• [Request] Leave out the pictures and repeat the rest of the material exactly.

• [Data for the task]

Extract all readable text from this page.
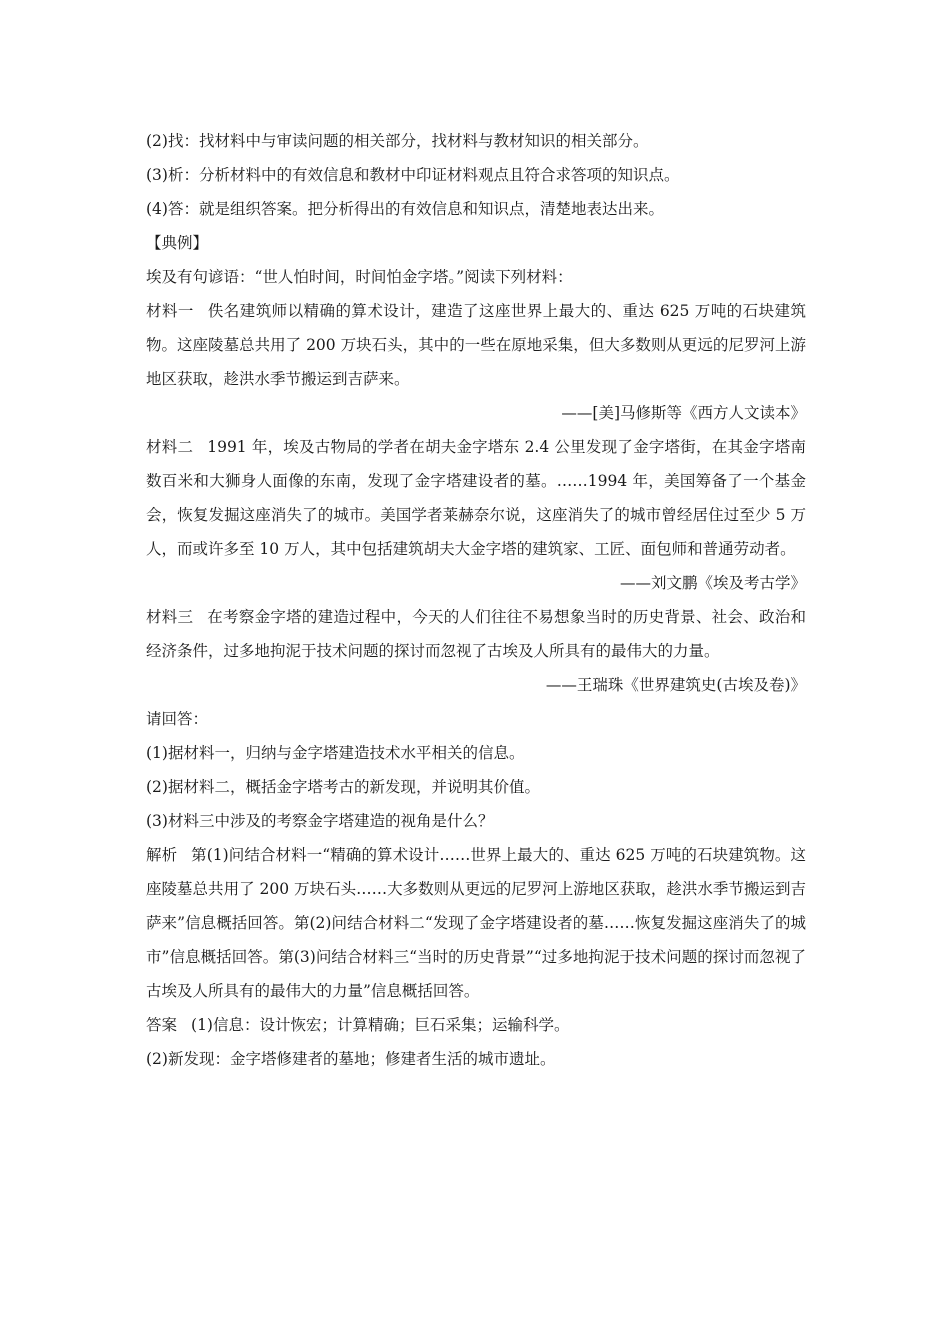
(2)找：找材料中与审读问题的相关部分，找材料与教材知识的相关部分。

(3)析：分析材料中的有效信息和教材中印证材料观点且符合求答项的知识点。

(4)答：就是组织答案。把分析得出的有效信息和知识点，清楚地表达出来。

【典例】

埃及有句谚语：“世人怕时间，时间怕金字塔。”阅读下列材料：

材料一 佚名建筑师以精确的算术设计，建造了这座世界上最大的、重达 625 万吨的石块建筑物。这座陵墓总共用了 200 万块石头，其中的一些在原地采集，但大多数则从更远的尼罗河上游地区获取，趁洪水季节搬运到吉萨来。

——[美]马修斯等《西方人文读本》

材料二 1991 年，埃及古物局的学者在胡夫金字塔东 2.4 公里发现了金字塔街，在其金字塔南数百米和大狮身人面像的东南，发现了金字塔建设者的墓。……1994 年，美国筹备了一个基金会，恢复发掘这座消失了的城市。美国学者莱赫奈尔说，这座消失了的城市曾经居住过至少 5 万人，而或许多至 10 万人，其中包括建筑胡夫大金字塔的建筑家、工匠、面包师和普通劳动者。

——刘文鹏《埃及考古学》

材料三 在考察金字塔的建造过程中，今天的人们往往不易想象当时的历史背景、社会、政治和经济条件，过多地拘泥于技术问题的探讨而忽视了古埃及人所具有的最伟大的力量。

——王瑞珠《世界建筑史(古埃及卷)》

请回答：

(1)据材料一，归纳与金字塔建造技术水平相关的信息。

(2)据材料二，概括金字塔考古的新发现，并说明其价值。

(3)材料三中涉及的考察金字塔建造的视角是什么？

解析 第(1)问结合材料一“精确的算术设计……世界上最大的、重达 625 万吨的石块建筑物。这座陵墓总共用了 200 万块石头……大多数则从更远的尼罗河上游地区获取，趁洪水季节搬运到吉萨来”信息概括回答。第(2)问结合材料二“发现了金字塔建设者的墓……恢复发掘这座消失了的城市”信息概括回答。第(3)问结合材料三“当时的历史背景”“过多地拘泥于技术问题的探讨而忽视了古埃及人所具有的最伟大的力量”信息概括回答。

答案 (1)信息：设计恢宏；计算精确；巨石采集；运输科学。

(2)新发现：金字塔修建者的墓地；修建者生活的城市遗址。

• [Reply to the exercise]
Extract all readable text from this page.
(2)找：找材料中与审读问题的相关部分，找材料与教材知识的相关部分。

(3)析：分析材料中的有效信息和教材中印证材料观点且符合求答项的知识点。

(4)答：就是组织答案。把分析得出的有效信息和知识点，清楚地表达出来。

【典例】

埃及有句谚语：“世人怕时间，时间怕金字塔。”阅读下列材料：

材料一 佚名建筑师以精确的算术设计，建造了这座世界上最大的、重达 625 万吨的石块建筑物。这座陵墓总共用了 200 万块石头，其中的一些在原地采集，但大多数则从更远的尼罗河上游地区获取，趁洪水季节搬运到吉萨来。

——[美]马修斯等《西方人文读本》

材料二 1991 年，埃及古物局的学者在胡夫金字塔东 2.4 公里发现了金字塔街，在其金字塔南数百米和大狮身人面像的东南，发现了金字塔建设者的墓。……1994 年，美国筹备了一个基金会，恢复发掘这座消失了的城市。美国学者莱赫奈尔说，这座消失了的城市曾经居住过至少 5 万人，而或许多至 10 万人，其中包括建筑胡夫大金字塔的建筑家、工匠、面包师和普通劳动者。

——刘文鹏《埃及考古学》

材料三 在考察金字塔的建造过程中，今天的人们往往不易想象当时的历史背景、社会、政治和经济条件，过多地拘泥于技术问题的探讨而忽视了古埃及人所具有的最伟大的力量。

——王瑞珠《世界建筑史(古埃及卷)》

请回答：

(1)据材料一，归纳与金字塔建造技术水平相关的信息。

(2)据材料二，概括金字塔考古的新发现，并说明其价值。

(3)材料三中涉及的考察金字塔建造的视角是什么？

解析 第(1)问结合材料一“精确的算术设计……世界上最大的、重达 625 万吨的石块建筑物。这座陵墓总共用了 200 万块石头……大多数则从更远的尼罗河上游地区获取，趁洪水季节搬运到吉萨来”信息概括回答。第(2)问结合材料二“发现了金字塔建设者的墓……恢复发掘这座消失了的城市”信息概括回答。第(3)问结合材料三“当时的历史背景”“过多地拘泥于技术问题的探讨而忽视了古埃及人所具有的最伟大的力量”信息概括回答。

答案 (1)信息：设计恢宏；计算精确；巨石采集；运输科学。

(2)新发现：金字塔修建者的墓地；修建者生活的城市遗址。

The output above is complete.